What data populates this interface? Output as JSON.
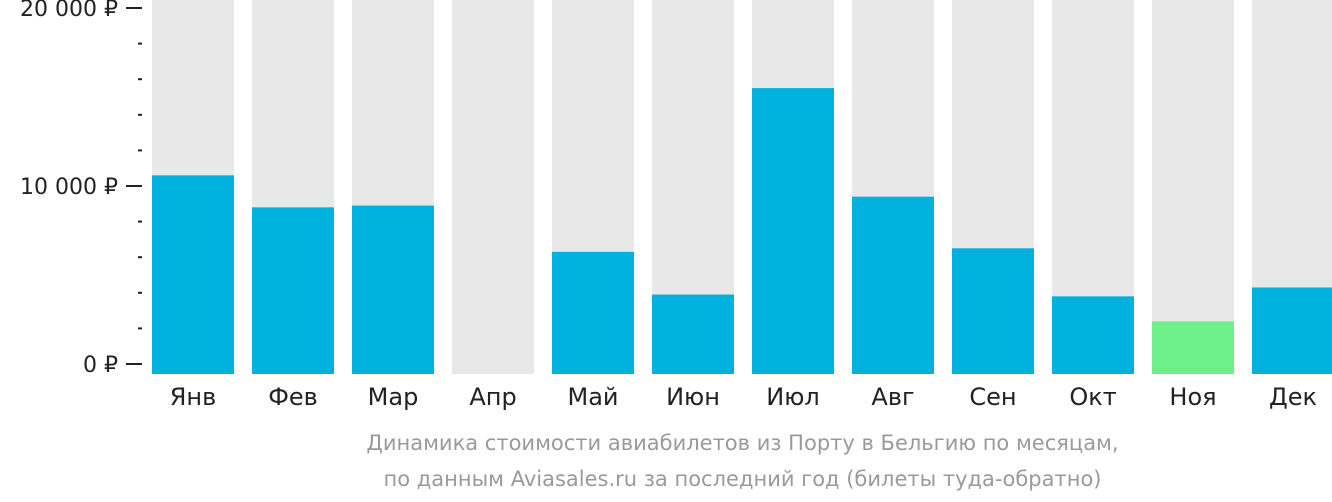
{
  "chart_data": {
    "type": "bar",
    "categories": [
      "Янв",
      "Фев",
      "Мар",
      "Апр",
      "Май",
      "Июн",
      "Июл",
      "Авг",
      "Сен",
      "Окт",
      "Ноя",
      "Дек"
    ],
    "values": [
      10600,
      8800,
      8900,
      0,
      6300,
      3900,
      15500,
      9400,
      6500,
      3800,
      2400,
      4300
    ],
    "ylim": [
      0,
      20000
    ],
    "yticks": [
      {
        "value": 0,
        "label": "0 ₽"
      },
      {
        "value": 10000,
        "label": "10 000 ₽"
      },
      {
        "value": 20000,
        "label": "20 000 ₽"
      }
    ],
    "minor_tick_step": 2000,
    "highlight_index": 10,
    "grid": false,
    "colors": {
      "bar": "#00b0dd",
      "highlight": "#6df08a",
      "background_bar": "#e8e8e8",
      "axis": "#222222"
    }
  },
  "caption": {
    "line1": "Динамика стоимости авиабилетов из Порту в Бельгию по месяцам,",
    "line2": "по данным Aviasales.ru за последний год (билеты туда-обратно)"
  }
}
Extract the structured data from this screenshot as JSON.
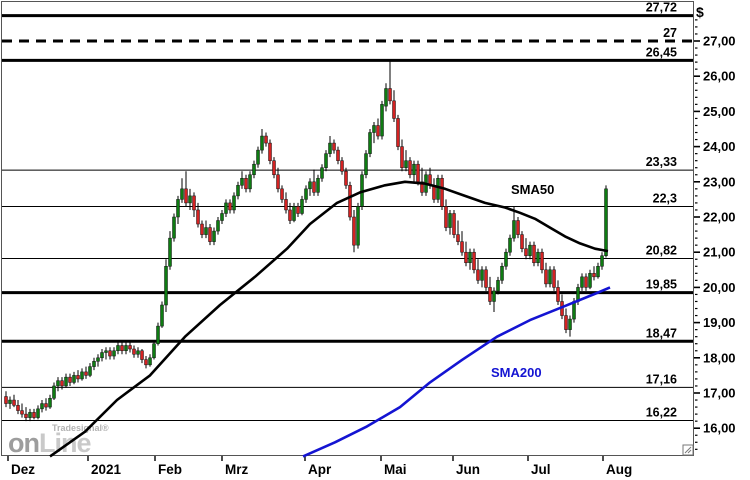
{
  "currency_symbol": "$",
  "watermark": {
    "brand": "Tradesignal®",
    "big_left": "on",
    "big_right": "Line"
  },
  "colors": {
    "up_candle": "#0e7c12",
    "down_candle": "#d42222",
    "wick": "#000000",
    "sma50": "#000000",
    "sma200": "#1414d2",
    "level_line": "#000000",
    "axis_text": "#000000",
    "plot_border": "#555555",
    "background": "#ffffff"
  },
  "chart_data": {
    "type": "candlestick",
    "title": "",
    "ylabel_unit": "$",
    "y_axis": {
      "min_visible": 15.2,
      "max_visible": 28.0,
      "major_ticks": [
        27,
        26,
        25,
        24,
        23,
        22,
        21,
        20,
        19,
        18,
        17,
        16
      ],
      "major_tick_labels": [
        "27,00",
        "26,00",
        "25,00",
        "24,00",
        "23,00",
        "22,00",
        "21,00",
        "20,00",
        "19,00",
        "18,00",
        "17,00",
        "16,00"
      ],
      "minor_tick_step": 0.2
    },
    "x_axis": {
      "tick_labels": [
        "Dez",
        "2021",
        "Feb",
        "Mrz",
        "Apr",
        "Mai",
        "Jun",
        "Jul",
        "Aug"
      ],
      "tick_x": [
        8,
        88,
        155,
        222,
        305,
        381,
        453,
        528,
        603
      ]
    },
    "horizontal_levels": [
      {
        "price": 27.72,
        "label": "27,72",
        "weight": "thick",
        "style": "solid"
      },
      {
        "price": 27.0,
        "label": "27",
        "weight": "thick",
        "style": "dashed"
      },
      {
        "price": 26.45,
        "label": "26,45",
        "weight": "thick",
        "style": "solid"
      },
      {
        "price": 23.33,
        "label": "23,33",
        "weight": "thin",
        "style": "solid"
      },
      {
        "price": 22.3,
        "label": "22,3",
        "weight": "thin",
        "style": "solid"
      },
      {
        "price": 20.82,
        "label": "20,82",
        "weight": "thin",
        "style": "solid"
      },
      {
        "price": 19.85,
        "label": "19,85",
        "weight": "thick",
        "style": "solid"
      },
      {
        "price": 18.47,
        "label": "18,47",
        "weight": "thick",
        "style": "solid"
      },
      {
        "price": 17.16,
        "label": "17,16",
        "weight": "thin",
        "style": "solid"
      },
      {
        "price": 16.22,
        "label": "16,22",
        "weight": "thin",
        "style": "solid"
      }
    ],
    "sma50": {
      "label": "SMA50",
      "points": [
        [
          50,
          15.2
        ],
        [
          85,
          15.9
        ],
        [
          117,
          16.8
        ],
        [
          150,
          17.5
        ],
        [
          185,
          18.6
        ],
        [
          220,
          19.5
        ],
        [
          255,
          20.3
        ],
        [
          287,
          21.1
        ],
        [
          310,
          21.8
        ],
        [
          337,
          22.4
        ],
        [
          360,
          22.7
        ],
        [
          385,
          22.9
        ],
        [
          405,
          23.0
        ],
        [
          425,
          22.95
        ],
        [
          445,
          22.8
        ],
        [
          465,
          22.6
        ],
        [
          485,
          22.4
        ],
        [
          505,
          22.27
        ],
        [
          520,
          22.12
        ],
        [
          535,
          21.95
        ],
        [
          550,
          21.7
        ],
        [
          565,
          21.45
        ],
        [
          580,
          21.25
        ],
        [
          595,
          21.1
        ],
        [
          608,
          21.03
        ]
      ]
    },
    "sma200": {
      "label": "SMA200",
      "points": [
        [
          303,
          15.2
        ],
        [
          335,
          15.6
        ],
        [
          367,
          16.05
        ],
        [
          400,
          16.6
        ],
        [
          430,
          17.3
        ],
        [
          462,
          17.94
        ],
        [
          497,
          18.6
        ],
        [
          530,
          19.07
        ],
        [
          563,
          19.45
        ],
        [
          597,
          19.84
        ],
        [
          610,
          20.0
        ]
      ]
    },
    "candles_x_start": 6,
    "candles_x_step": 4,
    "candles_ohlc": [
      [
        16.9,
        17.05,
        16.6,
        16.7
      ],
      [
        16.7,
        16.9,
        16.55,
        16.8
      ],
      [
        16.8,
        16.95,
        16.6,
        16.65
      ],
      [
        16.65,
        16.8,
        16.4,
        16.5
      ],
      [
        16.5,
        16.7,
        16.3,
        16.4
      ],
      [
        16.4,
        16.6,
        16.2,
        16.3
      ],
      [
        16.3,
        16.55,
        16.2,
        16.45
      ],
      [
        16.45,
        16.55,
        16.25,
        16.3
      ],
      [
        16.3,
        16.65,
        16.25,
        16.55
      ],
      [
        16.55,
        16.8,
        16.45,
        16.7
      ],
      [
        16.7,
        16.85,
        16.5,
        16.6
      ],
      [
        16.6,
        16.95,
        16.55,
        16.85
      ],
      [
        16.85,
        17.3,
        16.8,
        17.2
      ],
      [
        17.2,
        17.45,
        17.05,
        17.35
      ],
      [
        17.35,
        17.45,
        17.1,
        17.2
      ],
      [
        17.2,
        17.55,
        17.15,
        17.45
      ],
      [
        17.45,
        17.55,
        17.2,
        17.3
      ],
      [
        17.3,
        17.6,
        17.25,
        17.5
      ],
      [
        17.5,
        17.65,
        17.3,
        17.4
      ],
      [
        17.4,
        17.7,
        17.35,
        17.6
      ],
      [
        17.6,
        17.75,
        17.4,
        17.5
      ],
      [
        17.5,
        17.85,
        17.45,
        17.75
      ],
      [
        17.75,
        18.0,
        17.65,
        17.9
      ],
      [
        17.9,
        18.1,
        17.75,
        18.0
      ],
      [
        18.0,
        18.25,
        17.9,
        18.15
      ],
      [
        18.15,
        18.3,
        17.95,
        18.2
      ],
      [
        18.2,
        18.3,
        17.95,
        18.05
      ],
      [
        18.05,
        18.3,
        17.95,
        18.2
      ],
      [
        18.2,
        18.45,
        18.1,
        18.35
      ],
      [
        18.35,
        18.45,
        18.1,
        18.2
      ],
      [
        18.2,
        18.45,
        18.1,
        18.35
      ],
      [
        18.35,
        18.45,
        18.15,
        18.25
      ],
      [
        18.25,
        18.35,
        18.0,
        18.1
      ],
      [
        18.1,
        18.3,
        18.0,
        18.2
      ],
      [
        18.2,
        18.25,
        17.85,
        17.95
      ],
      [
        17.95,
        18.05,
        17.7,
        17.8
      ],
      [
        17.8,
        18.1,
        17.75,
        18.0
      ],
      [
        18.0,
        18.5,
        17.95,
        18.4
      ],
      [
        18.4,
        19.0,
        18.35,
        18.9
      ],
      [
        18.9,
        19.6,
        18.85,
        19.5
      ],
      [
        19.5,
        20.8,
        19.3,
        20.6
      ],
      [
        20.6,
        21.6,
        20.5,
        21.4
      ],
      [
        21.4,
        22.1,
        21.3,
        22.0
      ],
      [
        22.0,
        22.6,
        21.8,
        22.5
      ],
      [
        22.5,
        23.1,
        22.4,
        22.8
      ],
      [
        22.8,
        23.3,
        22.3,
        22.4
      ],
      [
        22.4,
        22.8,
        22.2,
        22.6
      ],
      [
        22.6,
        22.7,
        22.0,
        22.2
      ],
      [
        22.2,
        22.4,
        21.7,
        21.8
      ],
      [
        21.8,
        21.9,
        21.4,
        21.5
      ],
      [
        21.5,
        21.9,
        21.4,
        21.7
      ],
      [
        21.7,
        21.8,
        21.2,
        21.3
      ],
      [
        21.3,
        21.7,
        21.2,
        21.6
      ],
      [
        21.6,
        22.0,
        21.5,
        21.9
      ],
      [
        21.9,
        22.2,
        21.8,
        22.1
      ],
      [
        22.1,
        22.5,
        22.0,
        22.4
      ],
      [
        22.4,
        22.5,
        22.1,
        22.2
      ],
      [
        22.2,
        22.7,
        22.1,
        22.6
      ],
      [
        22.6,
        23.0,
        22.5,
        22.9
      ],
      [
        22.9,
        23.3,
        22.8,
        23.1
      ],
      [
        23.1,
        23.2,
        22.7,
        22.8
      ],
      [
        22.8,
        23.3,
        22.7,
        23.2
      ],
      [
        23.2,
        23.6,
        23.1,
        23.5
      ],
      [
        23.5,
        24.0,
        23.4,
        23.9
      ],
      [
        23.9,
        24.5,
        23.8,
        24.3
      ],
      [
        24.3,
        24.4,
        24.0,
        24.1
      ],
      [
        24.1,
        24.2,
        23.5,
        23.6
      ],
      [
        23.6,
        23.7,
        23.1,
        23.2
      ],
      [
        23.2,
        23.4,
        22.7,
        22.8
      ],
      [
        22.8,
        22.9,
        22.4,
        22.5
      ],
      [
        22.5,
        22.7,
        22.1,
        22.2
      ],
      [
        22.2,
        22.4,
        21.8,
        21.9
      ],
      [
        21.9,
        22.4,
        21.85,
        22.3
      ],
      [
        22.3,
        22.4,
        22.0,
        22.1
      ],
      [
        22.1,
        22.6,
        22.05,
        22.5
      ],
      [
        22.5,
        22.9,
        22.4,
        22.8
      ],
      [
        22.8,
        23.1,
        22.6,
        23.0
      ],
      [
        23.0,
        23.35,
        22.6,
        22.7
      ],
      [
        22.7,
        23.2,
        22.6,
        23.1
      ],
      [
        23.1,
        23.5,
        23.0,
        23.4
      ],
      [
        23.4,
        23.9,
        23.3,
        23.8
      ],
      [
        23.8,
        24.3,
        23.7,
        24.1
      ],
      [
        24.1,
        24.2,
        23.8,
        23.9
      ],
      [
        23.9,
        24.0,
        23.5,
        23.6
      ],
      [
        23.6,
        23.7,
        23.2,
        23.3
      ],
      [
        23.3,
        23.4,
        22.8,
        22.9
      ],
      [
        22.9,
        23.0,
        21.9,
        22.0
      ],
      [
        22.0,
        22.2,
        21.0,
        21.2
      ],
      [
        21.2,
        22.4,
        21.1,
        22.3
      ],
      [
        22.3,
        23.3,
        22.2,
        23.2
      ],
      [
        23.2,
        23.9,
        23.1,
        23.8
      ],
      [
        23.8,
        24.5,
        23.7,
        24.4
      ],
      [
        24.4,
        24.7,
        24.1,
        24.6
      ],
      [
        24.6,
        24.8,
        24.2,
        24.3
      ],
      [
        24.3,
        25.3,
        24.2,
        25.2
      ],
      [
        25.15,
        25.8,
        25.0,
        25.65
      ],
      [
        25.65,
        26.45,
        25.2,
        25.3
      ],
      [
        25.3,
        25.6,
        24.7,
        24.8
      ],
      [
        24.8,
        24.9,
        23.9,
        24.0
      ],
      [
        24.0,
        24.2,
        23.3,
        23.4
      ],
      [
        23.4,
        23.9,
        23.3,
        23.6
      ],
      [
        23.6,
        23.7,
        23.1,
        23.2
      ],
      [
        23.2,
        23.6,
        23.0,
        23.5
      ],
      [
        23.5,
        23.6,
        22.9,
        23.0
      ],
      [
        23.0,
        23.4,
        22.6,
        22.7
      ],
      [
        22.7,
        23.3,
        22.6,
        23.2
      ],
      [
        23.2,
        23.4,
        22.8,
        22.9
      ],
      [
        22.9,
        23.1,
        22.4,
        22.5
      ],
      [
        22.5,
        23.2,
        22.4,
        23.1
      ],
      [
        23.1,
        23.2,
        22.2,
        22.3
      ],
      [
        22.3,
        22.5,
        21.6,
        21.7
      ],
      [
        21.7,
        22.2,
        21.5,
        22.1
      ],
      [
        22.1,
        22.2,
        21.4,
        21.5
      ],
      [
        21.5,
        21.9,
        21.2,
        21.3
      ],
      [
        21.3,
        21.6,
        20.9,
        21.0
      ],
      [
        21.0,
        21.3,
        20.6,
        20.7
      ],
      [
        20.7,
        21.1,
        20.5,
        21.0
      ],
      [
        21.0,
        21.1,
        20.4,
        20.5
      ],
      [
        20.5,
        20.8,
        20.1,
        20.2
      ],
      [
        20.2,
        20.6,
        20.0,
        20.5
      ],
      [
        20.5,
        20.6,
        19.9,
        20.0
      ],
      [
        20.0,
        20.3,
        19.5,
        19.6
      ],
      [
        19.6,
        20.0,
        19.3,
        19.9
      ],
      [
        19.9,
        20.3,
        19.8,
        20.2
      ],
      [
        20.2,
        20.7,
        20.1,
        20.6
      ],
      [
        20.6,
        21.1,
        20.5,
        21.0
      ],
      [
        21.0,
        21.5,
        20.9,
        21.4
      ],
      [
        21.4,
        22.3,
        21.3,
        21.9
      ],
      [
        21.9,
        22.0,
        21.4,
        21.5
      ],
      [
        21.5,
        21.6,
        21.0,
        21.1
      ],
      [
        21.1,
        21.4,
        20.8,
        20.9
      ],
      [
        20.9,
        21.3,
        20.8,
        21.2
      ],
      [
        21.2,
        21.3,
        20.6,
        20.7
      ],
      [
        20.7,
        21.1,
        20.6,
        21.0
      ],
      [
        21.0,
        21.1,
        20.4,
        20.5
      ],
      [
        20.5,
        20.7,
        20.0,
        20.1
      ],
      [
        20.1,
        20.6,
        20.0,
        20.5
      ],
      [
        20.5,
        20.6,
        19.9,
        20.0
      ],
      [
        20.0,
        20.2,
        19.5,
        19.6
      ],
      [
        19.6,
        19.8,
        19.1,
        19.2
      ],
      [
        19.2,
        19.4,
        18.7,
        18.8
      ],
      [
        18.8,
        19.2,
        18.6,
        19.1
      ],
      [
        19.1,
        19.7,
        19.0,
        19.6
      ],
      [
        19.6,
        20.1,
        19.5,
        20.0
      ],
      [
        20.0,
        20.4,
        19.9,
        20.3
      ],
      [
        20.3,
        20.4,
        19.9,
        20.0
      ],
      [
        20.0,
        20.5,
        19.95,
        20.4
      ],
      [
        20.4,
        20.6,
        20.2,
        20.3
      ],
      [
        20.3,
        20.7,
        20.25,
        20.6
      ],
      [
        20.6,
        21.0,
        20.5,
        20.9
      ],
      [
        20.9,
        22.9,
        20.85,
        22.8
      ]
    ]
  }
}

* Aim of the task
Select the lines from the entries that include the word "this".

* Exercise solution
What data populates this interface? Output as JSON.
Extract the structured data from this screenshot as JSON.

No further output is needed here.